Work to complete – Exclude the pictures and reproduce the remaining data exactly as written.

Dataset records –
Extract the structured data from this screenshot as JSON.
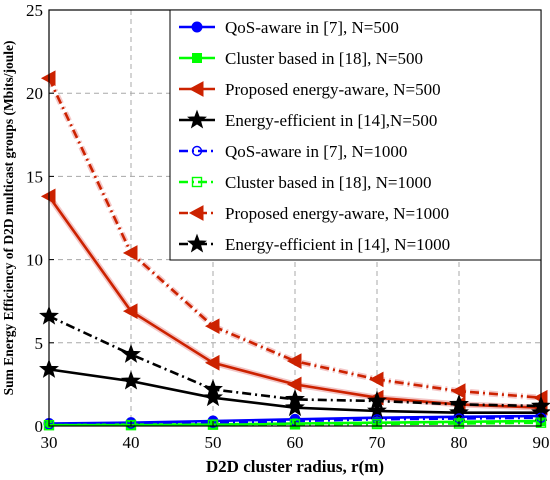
{
  "chart_data": {
    "type": "line",
    "xlabel": "D2D cluster radius, r(m)",
    "ylabel": "Sum Energy Efficiency of D2D multicast groups (Mbits/joule)",
    "xlim": [
      30,
      90
    ],
    "ylim": [
      0,
      25
    ],
    "xticks": [
      "30",
      "40",
      "50",
      "60",
      "70",
      "80",
      "90"
    ],
    "yticks": [
      "0",
      "5",
      "10",
      "15",
      "20",
      "25"
    ],
    "grid": true,
    "legend_position": "top-right",
    "x": [
      30,
      40,
      50,
      60,
      70,
      80,
      90
    ],
    "series": [
      {
        "name": "QoS-aware in [7], N=500",
        "color": "#0000ff",
        "dash": "solid",
        "marker": "circle",
        "values": [
          0.15,
          0.2,
          0.3,
          0.4,
          0.5,
          0.55,
          0.6
        ]
      },
      {
        "name": "Cluster based in [18], N=500",
        "color": "#00ff00",
        "dash": "solid",
        "marker": "square",
        "values": [
          0.05,
          0.08,
          0.1,
          0.15,
          0.2,
          0.25,
          0.3
        ]
      },
      {
        "name": "Proposed energy-aware, N=500",
        "color": "#cc2200",
        "dash": "solid",
        "marker": "triangle-left",
        "values": [
          13.8,
          6.9,
          3.8,
          2.5,
          1.7,
          1.3,
          1.1
        ]
      },
      {
        "name": "Energy-efficient in [14],N=500",
        "color": "#000000",
        "dash": "solid",
        "marker": "star",
        "values": [
          3.4,
          2.7,
          1.7,
          1.1,
          0.9,
          0.8,
          0.8
        ]
      },
      {
        "name": "QoS-aware in [7], N=1000",
        "color": "#0000ff",
        "dash": "dashdot",
        "marker": "circle-open",
        "values": [
          0.1,
          0.15,
          0.2,
          0.3,
          0.4,
          0.45,
          0.5
        ]
      },
      {
        "name": "Cluster based in [18], N=1000",
        "color": "#00ff00",
        "dash": "dashdot",
        "marker": "square-open",
        "values": [
          0.05,
          0.05,
          0.08,
          0.1,
          0.12,
          0.15,
          0.2
        ]
      },
      {
        "name": "Proposed energy-aware, N=1000",
        "color": "#cc2200",
        "dash": "dashdot",
        "marker": "triangle-left",
        "values": [
          20.9,
          10.4,
          6.0,
          3.9,
          2.8,
          2.1,
          1.7
        ]
      },
      {
        "name": "Energy-efficient in [14], N=1000",
        "color": "#000000",
        "dash": "dashdot",
        "marker": "star",
        "values": [
          6.6,
          4.3,
          2.2,
          1.6,
          1.5,
          1.3,
          1.2
        ]
      }
    ]
  }
}
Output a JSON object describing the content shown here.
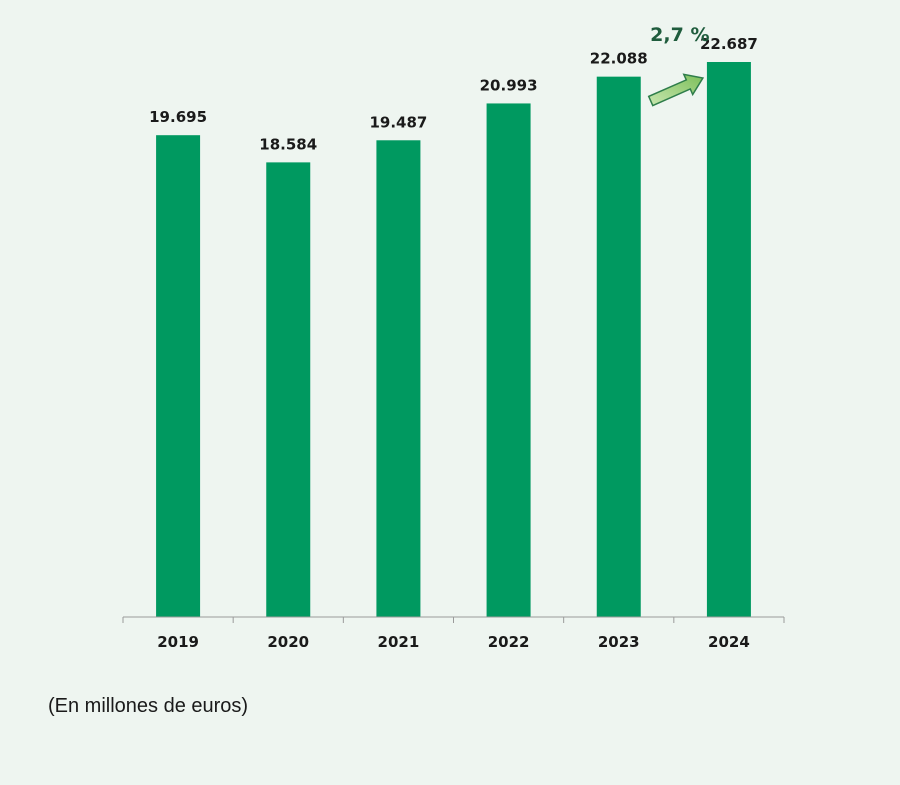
{
  "chart_data": {
    "type": "bar",
    "categories": [
      "2019",
      "2020",
      "2021",
      "2022",
      "2023",
      "2024"
    ],
    "values": [
      19695,
      18584,
      19487,
      20993,
      22088,
      22687
    ],
    "value_labels": [
      "19.695",
      "18.584",
      "19.487",
      "20.993",
      "22.088",
      "22.687"
    ],
    "ylim": [
      0,
      22687
    ],
    "grid": false,
    "bar_color": "#009960",
    "annotation": {
      "text": "2,7 %",
      "from_category": "2023",
      "to_category": "2024",
      "arrow_color": "#8fc96e",
      "text_color": "#1f5c3d"
    }
  },
  "units_note": "(En millones de euros)"
}
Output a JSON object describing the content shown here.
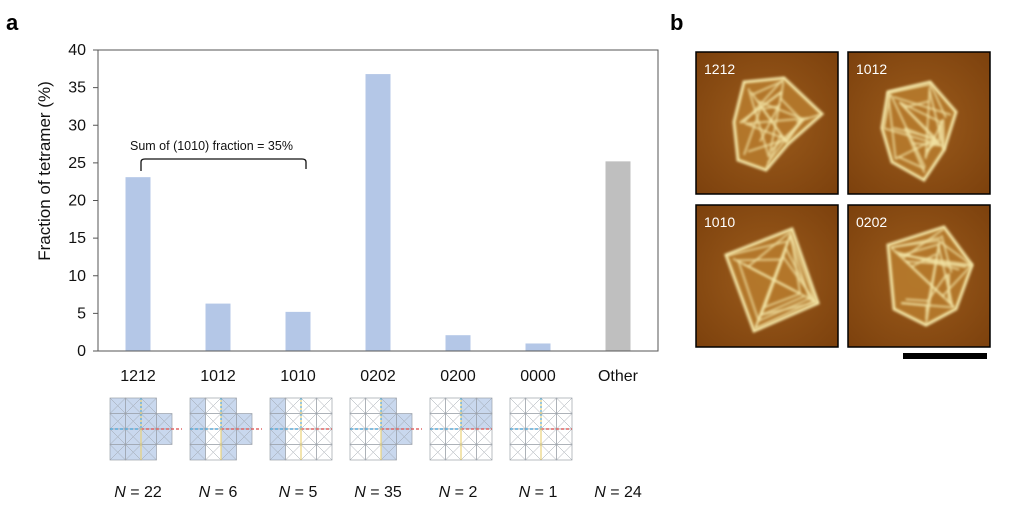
{
  "panels": {
    "a_label": "a",
    "b_label": "b"
  },
  "chart_data": {
    "type": "bar",
    "categories": [
      "1212",
      "1012",
      "1010",
      "0202",
      "0200",
      "0000",
      "Other"
    ],
    "values": [
      23.1,
      6.3,
      5.2,
      36.8,
      2.1,
      1.0,
      25.2
    ],
    "bar_colors": [
      "#b4c7e7",
      "#b4c7e7",
      "#b4c7e7",
      "#b4c7e7",
      "#b4c7e7",
      "#b4c7e7",
      "#bfbfbf"
    ],
    "ylabel": "Fraction of tetramer (%)",
    "xlabel": "",
    "ylim": [
      0,
      40
    ],
    "yticks": [
      0,
      5,
      10,
      15,
      20,
      25,
      30,
      35,
      40
    ],
    "grid": false,
    "annotation": {
      "text": "Sum of (1010) fraction = 35%",
      "from_category": "1212",
      "to_category": "1010"
    },
    "counts": [
      {
        "italic": "N",
        "rest": " = 22"
      },
      {
        "italic": "N",
        "rest": " = 6"
      },
      {
        "italic": "N",
        "rest": " = 5"
      },
      {
        "italic": "N",
        "rest": " = 35"
      },
      {
        "italic": "N",
        "rest": " = 2"
      },
      {
        "italic": "N",
        "rest": " = 1"
      },
      {
        "italic": "N",
        "rest": " = 24"
      }
    ]
  },
  "afm_images": [
    {
      "label": "1212"
    },
    {
      "label": "1012"
    },
    {
      "label": "1010"
    },
    {
      "label": "0202"
    }
  ],
  "colors": {
    "bar_main": "#b4c7e7",
    "bar_other": "#bfbfbf",
    "afm_dark": "#7a3f0c",
    "afm_mid": "#9b5a1a",
    "afm_bright": "#f4e7a8",
    "schematic_fill": "#c9d8ee",
    "schematic_line": "#9aa0a8",
    "red_dash": "#e06666",
    "blue_dash": "#5aa9d6",
    "yellow_line": "#e8d27a"
  }
}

Solution to this task –
Extract the structured data from this screenshot as JSON.
{
  "chart_data": {
    "type": "line",
    "xlabel": "D2D cluster radius, r(m)",
    "ylabel": "Sum Energy Efficiency of D2D multicast groups (Mbits/joule)",
    "xlim": [
      30,
      90
    ],
    "ylim": [
      0,
      25
    ],
    "xticks": [
      "30",
      "40",
      "50",
      "60",
      "70",
      "80",
      "90"
    ],
    "yticks": [
      "0",
      "5",
      "10",
      "15",
      "20",
      "25"
    ],
    "grid": true,
    "legend_position": "top-right",
    "x": [
      30,
      40,
      50,
      60,
      70,
      80,
      90
    ],
    "series": [
      {
        "name": "QoS-aware in [7], N=500",
        "color": "#0000ff",
        "dash": "solid",
        "marker": "circle",
        "values": [
          0.15,
          0.2,
          0.3,
          0.4,
          0.5,
          0.55,
          0.6
        ]
      },
      {
        "name": "Cluster based in [18], N=500",
        "color": "#00ff00",
        "dash": "solid",
        "marker": "square",
        "values": [
          0.05,
          0.08,
          0.1,
          0.15,
          0.2,
          0.25,
          0.3
        ]
      },
      {
        "name": "Proposed energy-aware, N=500",
        "color": "#cc2200",
        "dash": "solid",
        "marker": "triangle-left",
        "values": [
          13.8,
          6.9,
          3.8,
          2.5,
          1.7,
          1.3,
          1.1
        ]
      },
      {
        "name": "Energy-efficient in [14],N=500",
        "color": "#000000",
        "dash": "solid",
        "marker": "star",
        "values": [
          3.4,
          2.7,
          1.7,
          1.1,
          0.9,
          0.8,
          0.8
        ]
      },
      {
        "name": "QoS-aware in [7], N=1000",
        "color": "#0000ff",
        "dash": "dashdot",
        "marker": "circle-open",
        "values": [
          0.1,
          0.15,
          0.2,
          0.3,
          0.4,
          0.45,
          0.5
        ]
      },
      {
        "name": "Cluster based in [18], N=1000",
        "color": "#00ff00",
        "dash": "dashdot",
        "marker": "square-open",
        "values": [
          0.05,
          0.05,
          0.08,
          0.1,
          0.12,
          0.15,
          0.2
        ]
      },
      {
        "name": "Proposed energy-aware, N=1000",
        "color": "#cc2200",
        "dash": "dashdot",
        "marker": "triangle-left",
        "values": [
          20.9,
          10.4,
          6.0,
          3.9,
          2.8,
          2.1,
          1.7
        ]
      },
      {
        "name": "Energy-efficient in [14], N=1000",
        "color": "#000000",
        "dash": "dashdot",
        "marker": "star",
        "values": [
          6.6,
          4.3,
          2.2,
          1.6,
          1.5,
          1.3,
          1.2
        ]
      }
    ]
  }
}
Output a JSON object describing the content shown here.
{
  "chart_data": {
    "type": "bar",
    "categories": [
      "2019",
      "2020",
      "2021",
      "2022",
      "2023",
      "2024"
    ],
    "values": [
      19695,
      18584,
      19487,
      20993,
      22088,
      22687
    ],
    "value_labels": [
      "19.695",
      "18.584",
      "19.487",
      "20.993",
      "22.088",
      "22.687"
    ],
    "ylim": [
      0,
      22687
    ],
    "grid": false,
    "bar_color": "#009960",
    "annotation": {
      "text": "2,7 %",
      "from_category": "2023",
      "to_category": "2024",
      "arrow_color": "#8fc96e",
      "text_color": "#1f5c3d"
    }
  },
  "units_note": "(En millones de euros)"
}
Output a JSON object describing the content shown here.
{
  "panels": {
    "a_label": "a",
    "b_label": "b"
  },
  "chart_data": {
    "type": "bar",
    "categories": [
      "1212",
      "1012",
      "1010",
      "0202",
      "0200",
      "0000",
      "Other"
    ],
    "values": [
      23.1,
      6.3,
      5.2,
      36.8,
      2.1,
      1.0,
      25.2
    ],
    "bar_colors": [
      "#b4c7e7",
      "#b4c7e7",
      "#b4c7e7",
      "#b4c7e7",
      "#b4c7e7",
      "#b4c7e7",
      "#bfbfbf"
    ],
    "ylabel": "Fraction of tetramer (%)",
    "xlabel": "",
    "ylim": [
      0,
      40
    ],
    "yticks": [
      0,
      5,
      10,
      15,
      20,
      25,
      30,
      35,
      40
    ],
    "grid": false,
    "annotation": {
      "text": "Sum of (1010) fraction = 35%",
      "from_category": "1212",
      "to_category": "1010"
    },
    "counts": [
      {
        "italic": "N",
        "rest": " = 22"
      },
      {
        "italic": "N",
        "rest": " = 6"
      },
      {
        "italic": "N",
        "rest": " = 5"
      },
      {
        "italic": "N",
        "rest": " = 35"
      },
      {
        "italic": "N",
        "rest": " = 2"
      },
      {
        "italic": "N",
        "rest": " = 1"
      },
      {
        "italic": "N",
        "rest": " = 24"
      }
    ]
  },
  "afm_images": [
    {
      "label": "1212"
    },
    {
      "label": "1012"
    },
    {
      "label": "1010"
    },
    {
      "label": "0202"
    }
  ],
  "colors": {
    "bar_main": "#b4c7e7",
    "bar_other": "#bfbfbf",
    "afm_dark": "#7a3f0c",
    "afm_mid": "#9b5a1a",
    "afm_bright": "#f4e7a8",
    "schematic_fill": "#c9d8ee",
    "schematic_line": "#9aa0a8",
    "red_dash": "#e06666",
    "blue_dash": "#5aa9d6",
    "yellow_line": "#e8d27a"
  }
}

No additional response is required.